• EXERCISE: Go through the entries below and collect each line with the string "resistors" in it.

:: DATA LINES ::

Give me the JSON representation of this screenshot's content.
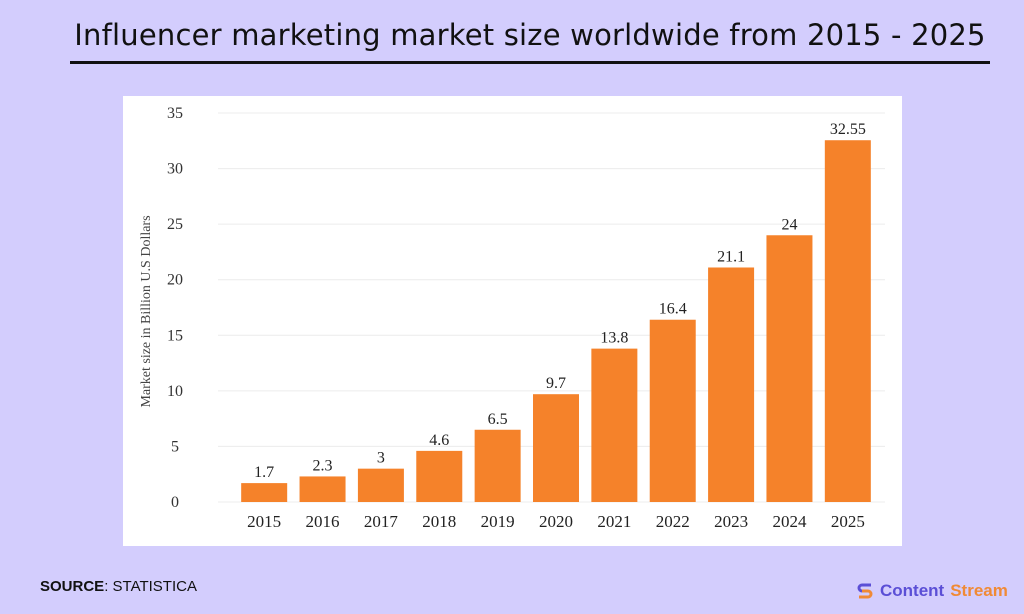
{
  "title": "Influencer marketing market size worldwide from 2015 - 2025",
  "source": {
    "label": "SOURCE",
    "value": ": STATISTICA"
  },
  "brand": {
    "word1": "Content",
    "word2": "Stream",
    "color1": "#5b4fd6",
    "color2": "#f08a36"
  },
  "colors": {
    "background": "#d3cdfd",
    "bar": "#f5822a",
    "panel": "#ffffff"
  },
  "chart_data": {
    "type": "bar",
    "title": "",
    "xlabel": "",
    "ylabel": "Market size in Billion U.S Dollars",
    "categories": [
      "2015",
      "2016",
      "2017",
      "2018",
      "2019",
      "2020",
      "2021",
      "2022",
      "2023",
      "2024",
      "2025"
    ],
    "values": [
      1.7,
      2.3,
      3,
      4.6,
      6.5,
      9.7,
      13.8,
      16.4,
      21.1,
      24,
      32.55
    ],
    "data_labels": [
      "1.7",
      "2.3",
      "3",
      "4.6",
      "6.5",
      "9.7",
      "13.8",
      "16.4",
      "21.1",
      "24",
      "32.55"
    ],
    "yticks": [
      0,
      5,
      10,
      15,
      20,
      25,
      30,
      35
    ],
    "ylim": [
      0,
      35
    ],
    "grid": true,
    "legend": "none"
  }
}
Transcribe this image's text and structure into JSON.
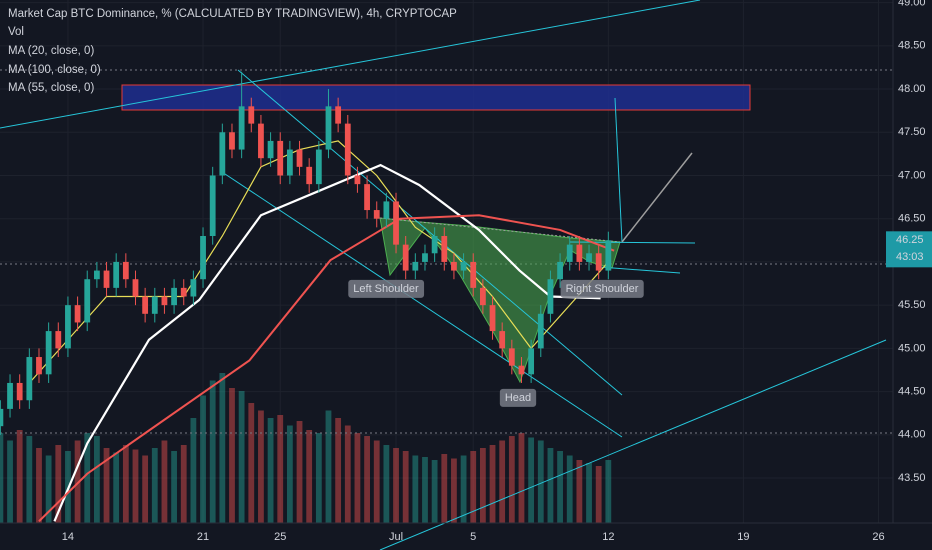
{
  "chart_data": {
    "type": "candlestick",
    "title": "Market Cap BTC Dominance, % (CALCULATED BY TRADINGVIEW), 4h, CRYPTOCAP",
    "volume_label": "Vol",
    "up_color": "#26a69a",
    "down_color": "#ef5350",
    "grid": true,
    "xlim": [
      9.48,
      55.75
    ],
    "ylim": [
      42.98,
      49.03
    ],
    "xticks": [
      {
        "value": 13,
        "label": "14"
      },
      {
        "value": 20,
        "label": "21"
      },
      {
        "value": 24,
        "label": "25"
      },
      {
        "value": 30,
        "label": "Jul"
      },
      {
        "value": 34,
        "label": "5"
      },
      {
        "value": 41,
        "label": "12"
      },
      {
        "value": 48,
        "label": "19"
      },
      {
        "value": 55,
        "label": "26"
      }
    ],
    "yticks": [
      {
        "value": 43.5,
        "label": "43.50"
      },
      {
        "value": 44,
        "label": "44.00"
      },
      {
        "value": 44.5,
        "label": "44.50"
      },
      {
        "value": 45,
        "label": "45.00"
      },
      {
        "value": 45.5,
        "label": "45.50"
      },
      {
        "value": 46,
        "label": "46.00"
      },
      {
        "value": 46.5,
        "label": "46.50"
      },
      {
        "value": 47,
        "label": "47.00"
      },
      {
        "value": 47.5,
        "label": "47.50"
      },
      {
        "value": 48,
        "label": "48.00"
      },
      {
        "value": 48.5,
        "label": "48.50"
      },
      {
        "value": 49,
        "label": "49.00"
      }
    ],
    "x": [
      9.5,
      10,
      10.5,
      11,
      11.5,
      12,
      12.5,
      13,
      13.5,
      14,
      14.5,
      15,
      15.5,
      16,
      16.5,
      17,
      17.5,
      18,
      18.5,
      19,
      19.5,
      20,
      20.5,
      21,
      21.5,
      22,
      22.5,
      23,
      23.5,
      24,
      24.5,
      25,
      25.5,
      26,
      26.5,
      27,
      27.5,
      28,
      28.5,
      29,
      29.5,
      30,
      30.5,
      31,
      31.5,
      32,
      32.5,
      33,
      33.5,
      34,
      34.5,
      35,
      35.5,
      36,
      36.5,
      37,
      37.5,
      38,
      38.5,
      39,
      39.5,
      40,
      40.5,
      41
    ],
    "open": [
      44.1,
      44.3,
      44.6,
      44.4,
      44.9,
      44.7,
      45.2,
      45.0,
      45.5,
      45.3,
      45.8,
      45.9,
      45.7,
      46.0,
      45.8,
      45.6,
      45.4,
      45.6,
      45.5,
      45.7,
      45.6,
      45.8,
      46.3,
      47.0,
      47.5,
      47.3,
      47.8,
      47.6,
      47.2,
      47.4,
      47.0,
      47.3,
      47.1,
      46.9,
      47.3,
      47.8,
      47.6,
      47.0,
      46.9,
      46.6,
      46.5,
      46.7,
      46.2,
      45.9,
      46.0,
      46.1,
      46.3,
      46.0,
      45.9,
      46.0,
      45.7,
      45.5,
      45.2,
      45.0,
      44.8,
      44.7,
      45.0,
      45.4,
      45.8,
      46.0,
      46.2,
      46.0,
      46.1,
      45.9
    ],
    "high": [
      44.4,
      44.7,
      44.7,
      45.0,
      45.0,
      45.3,
      45.3,
      45.6,
      45.6,
      45.9,
      46.0,
      46.0,
      46.1,
      46.1,
      45.9,
      45.7,
      45.7,
      45.7,
      45.8,
      45.8,
      45.9,
      46.4,
      47.1,
      47.6,
      47.6,
      48.2,
      47.9,
      47.7,
      47.5,
      47.5,
      47.4,
      47.4,
      47.2,
      47.4,
      48.0,
      47.9,
      47.7,
      47.1,
      47.0,
      46.7,
      46.8,
      46.8,
      46.3,
      46.1,
      46.2,
      46.4,
      46.4,
      46.1,
      46.1,
      46.1,
      45.8,
      45.6,
      45.3,
      45.1,
      44.9,
      45.1,
      45.5,
      45.9,
      46.1,
      46.3,
      46.3,
      46.2,
      46.2,
      46.35
    ],
    "low": [
      44.0,
      44.2,
      44.3,
      44.3,
      44.6,
      44.6,
      44.9,
      44.9,
      45.2,
      45.2,
      45.7,
      45.6,
      45.6,
      45.7,
      45.5,
      45.3,
      45.3,
      45.4,
      45.4,
      45.5,
      45.5,
      45.7,
      46.2,
      46.9,
      47.2,
      47.2,
      47.5,
      47.1,
      47.1,
      46.9,
      46.9,
      47.0,
      46.8,
      46.8,
      47.2,
      47.5,
      46.9,
      46.8,
      46.5,
      46.4,
      46.4,
      46.1,
      45.8,
      45.8,
      45.9,
      46.0,
      45.9,
      45.8,
      45.8,
      45.6,
      45.4,
      45.1,
      44.9,
      44.7,
      44.6,
      44.6,
      44.9,
      45.3,
      45.7,
      45.9,
      45.9,
      45.9,
      45.8,
      45.8
    ],
    "close": [
      44.3,
      44.6,
      44.4,
      44.9,
      44.7,
      45.2,
      45.0,
      45.5,
      45.3,
      45.8,
      45.9,
      45.7,
      46.0,
      45.8,
      45.6,
      45.4,
      45.6,
      45.5,
      45.7,
      45.6,
      45.8,
      46.3,
      47.0,
      47.5,
      47.3,
      47.8,
      47.6,
      47.2,
      47.4,
      47.0,
      47.3,
      47.1,
      46.9,
      47.3,
      47.8,
      47.6,
      47.0,
      46.9,
      46.6,
      46.5,
      46.7,
      46.2,
      45.9,
      46.0,
      46.1,
      46.3,
      46.0,
      45.9,
      46.0,
      45.7,
      45.5,
      45.2,
      45.0,
      44.8,
      44.7,
      45.0,
      45.4,
      45.8,
      46.0,
      46.2,
      46.0,
      46.1,
      45.9,
      46.25
    ],
    "volume": [
      60,
      55,
      62,
      58,
      50,
      45,
      52,
      48,
      55,
      60,
      58,
      50,
      47,
      52,
      49,
      45,
      50,
      55,
      48,
      52,
      70,
      85,
      95,
      100,
      90,
      88,
      80,
      75,
      70,
      72,
      65,
      68,
      62,
      60,
      75,
      70,
      65,
      60,
      58,
      55,
      52,
      50,
      48,
      45,
      44,
      42,
      46,
      43,
      45,
      48,
      50,
      52,
      55,
      58,
      60,
      57,
      55,
      50,
      48,
      45,
      42,
      40,
      38,
      42
    ],
    "series": [
      {
        "name": "MA (20, close, 0)",
        "color": "#e8de57",
        "x": [
          11,
          13,
          15,
          17,
          19,
          21,
          23,
          25,
          27,
          29,
          31,
          33,
          35,
          37,
          39,
          41
        ],
        "values": [
          44.6,
          45.1,
          45.6,
          45.6,
          45.6,
          46.3,
          47.1,
          47.3,
          47.4,
          47.0,
          46.4,
          46.1,
          45.6,
          45.0,
          45.5,
          46.0
        ]
      },
      {
        "name": "MA (100, close, 0)",
        "color": "#ffffff",
        "x": [
          12.3,
          14,
          17.2,
          19.8,
          23,
          26.1,
          29.2,
          31.2,
          34.3,
          36.4,
          38,
          40.6
        ],
        "values": [
          43.0,
          43.9,
          45.1,
          45.56,
          46.54,
          46.83,
          47.12,
          46.89,
          46.37,
          45.9,
          45.6,
          45.58
        ]
      },
      {
        "name": "MA (55, close, 0)",
        "color": "#ef5350",
        "x": [
          11.5,
          14,
          17.2,
          22.4,
          26.6,
          30.2,
          34.3,
          38.5,
          41.3
        ],
        "values": [
          43.0,
          43.55,
          44.05,
          44.86,
          46.02,
          46.5,
          46.54,
          46.37,
          46.13
        ]
      }
    ],
    "annotations": [
      "Left Shoulder",
      "Head",
      "Right Shoulder"
    ],
    "last_price": 46.25,
    "countdown": "43:03"
  }
}
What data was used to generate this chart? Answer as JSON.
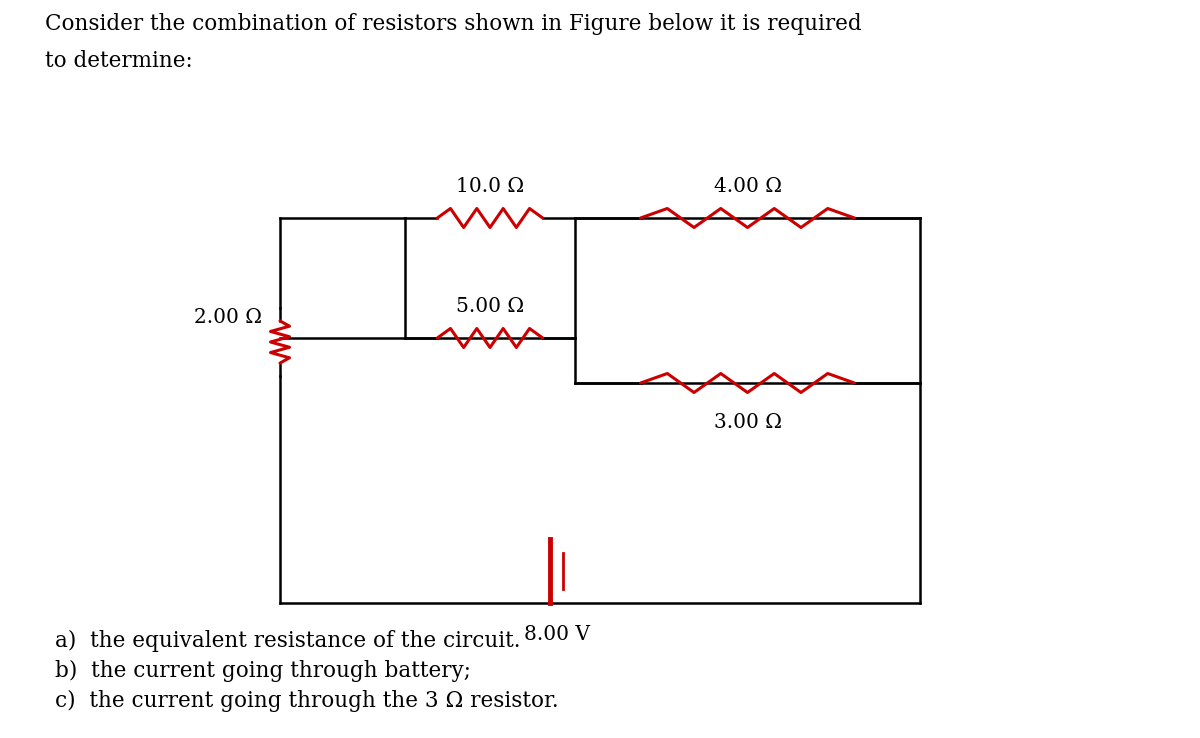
{
  "title_line1": "Consider the combination of resistors shown in Figure below it is required",
  "title_line2": "to determine:",
  "resistors": {
    "R10": "10.0 Ω",
    "R4": "4.00 Ω",
    "R5": "5.00 Ω",
    "R2": "2.00 Ω",
    "R3": "3.00 Ω",
    "V": "8.00 V"
  },
  "questions": [
    "a)  the equivalent resistance of the circuit.",
    "b)  the current going through battery;",
    "c)  the current going through the 3 Ω resistor."
  ],
  "wire_color": "#000000",
  "resistor_color": "#cc0000",
  "bg_color": "#ffffff",
  "title_fontsize": 15.5,
  "label_fontsize": 14.5,
  "question_fontsize": 15.5,
  "wire_lw": 1.8,
  "resistor_lw": 2.2,
  "n_peaks": 4,
  "amplitude": 0.095
}
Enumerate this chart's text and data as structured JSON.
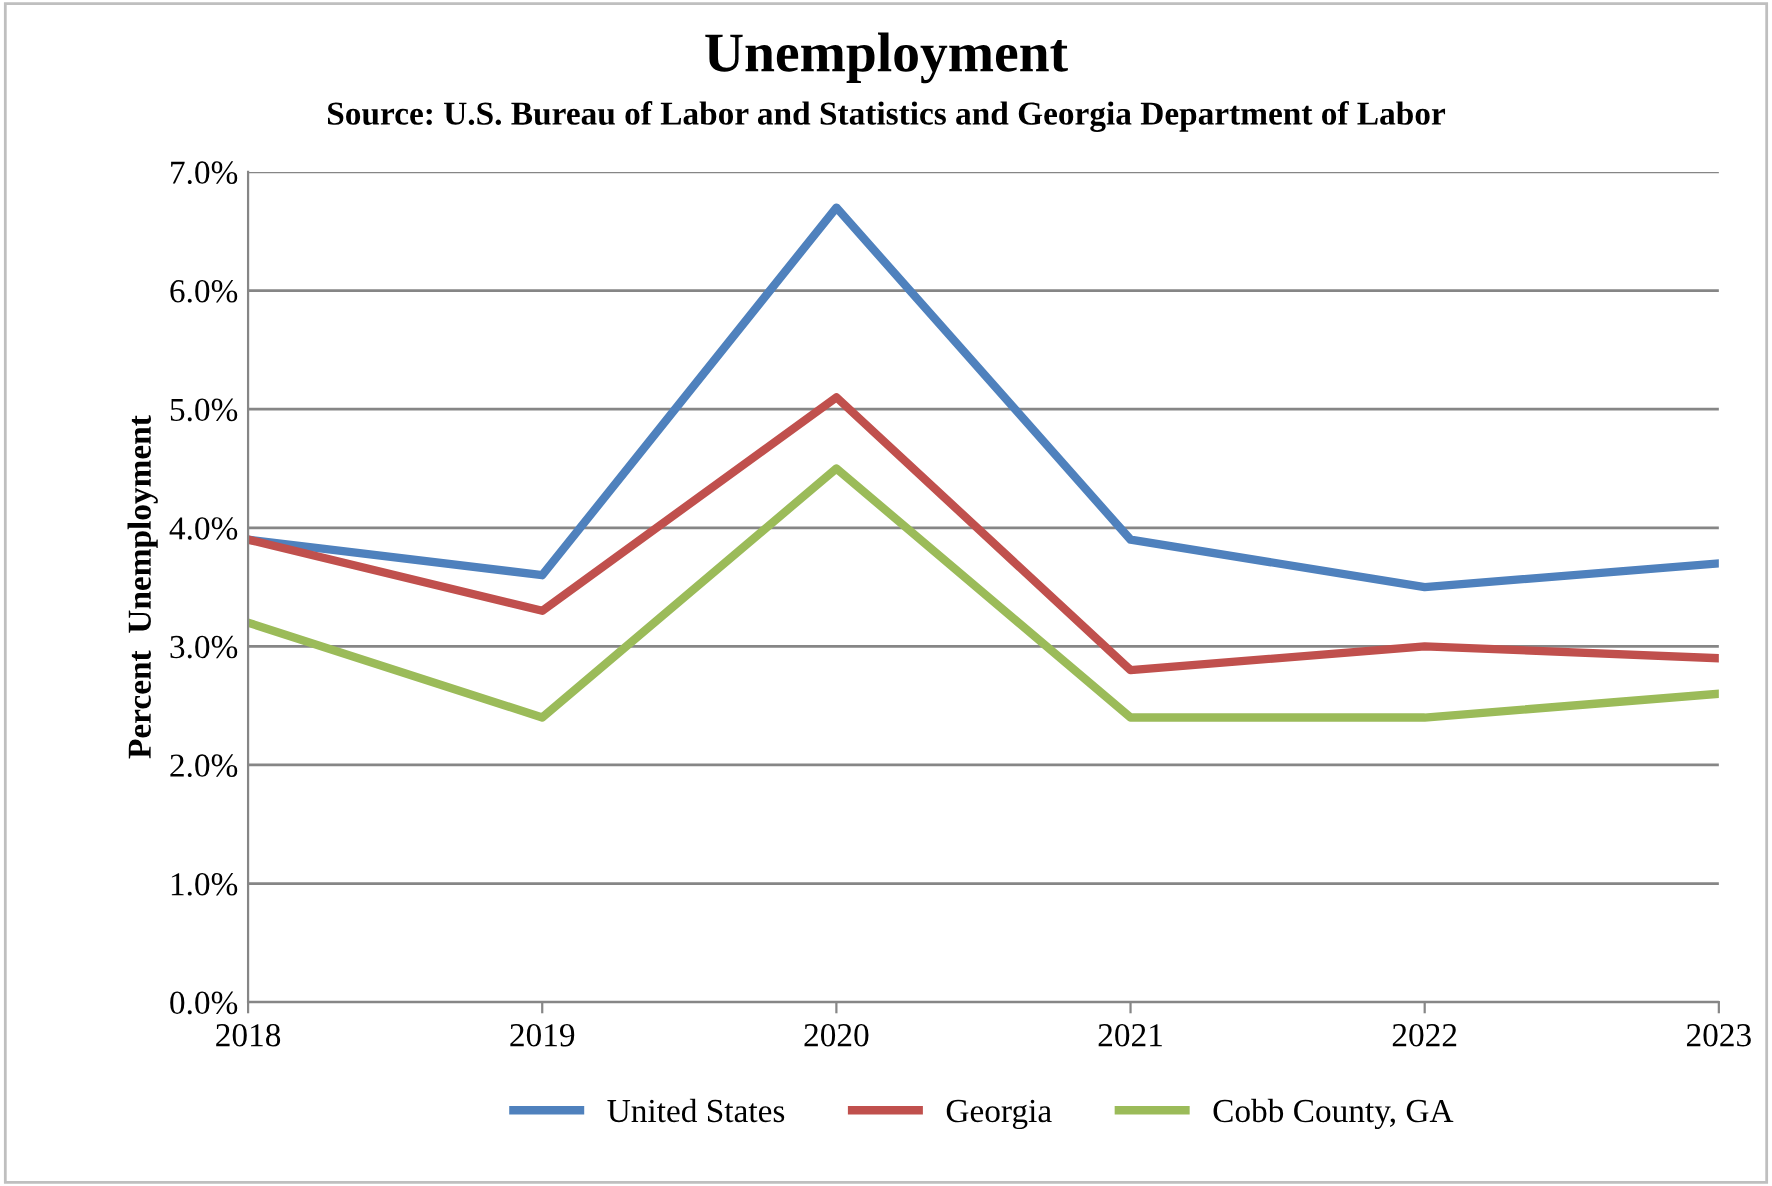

:::

• RESULT FOR THIS TASK:
  "title_line1": "Consider the combination of resistors shown in Figure below it is required",
  "resistors": {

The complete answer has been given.